- Short problem -
Reproduce every record below exactly as it appears.
-- start Source material --
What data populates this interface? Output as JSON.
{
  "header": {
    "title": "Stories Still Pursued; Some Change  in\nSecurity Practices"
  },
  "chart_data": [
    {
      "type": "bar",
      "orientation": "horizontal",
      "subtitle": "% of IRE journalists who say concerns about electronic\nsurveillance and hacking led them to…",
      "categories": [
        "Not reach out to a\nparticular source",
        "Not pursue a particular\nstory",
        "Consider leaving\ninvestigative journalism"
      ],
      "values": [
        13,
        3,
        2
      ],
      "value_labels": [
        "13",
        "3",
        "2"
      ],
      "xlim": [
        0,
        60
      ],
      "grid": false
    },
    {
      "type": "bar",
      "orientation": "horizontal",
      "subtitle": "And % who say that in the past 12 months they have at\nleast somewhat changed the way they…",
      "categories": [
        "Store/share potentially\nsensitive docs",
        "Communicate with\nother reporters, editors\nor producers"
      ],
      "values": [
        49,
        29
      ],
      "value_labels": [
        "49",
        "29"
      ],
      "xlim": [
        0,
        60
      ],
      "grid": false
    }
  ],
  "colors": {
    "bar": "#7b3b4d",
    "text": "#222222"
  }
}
-- end Source material --
- Solution -
What data populates this interface? Output as JSON.
{
  "header": {
    "title": "Stories Still Pursued; Some Change  in\nSecurity Practices"
  },
  "chart_data": [
    {
      "type": "bar",
      "orientation": "horizontal",
      "subtitle": "% of IRE journalists who say concerns about electronic\nsurveillance and hacking led them to…",
      "categories": [
        "Not reach out to a\nparticular source",
        "Not pursue a particular\nstory",
        "Consider leaving\ninvestigative journalism"
      ],
      "values": [
        13,
        3,
        2
      ],
      "value_labels": [
        "13",
        "3",
        "2"
      ],
      "xlim": [
        0,
        60
      ],
      "grid": false
    },
    {
      "type": "bar",
      "orientation": "horizontal",
      "subtitle": "And % who say that in the past 12 months they have at\nleast somewhat changed the way they…",
      "categories": [
        "Store/share potentially\nsensitive docs",
        "Communicate with\nother reporters, editors\nor producers"
      ],
      "values": [
        49,
        29
      ],
      "value_labels": [
        "49",
        "29"
      ],
      "xlim": [
        0,
        60
      ],
      "grid": false
    }
  ],
  "colors": {
    "bar": "#7b3b4d",
    "text": "#222222"
  }
}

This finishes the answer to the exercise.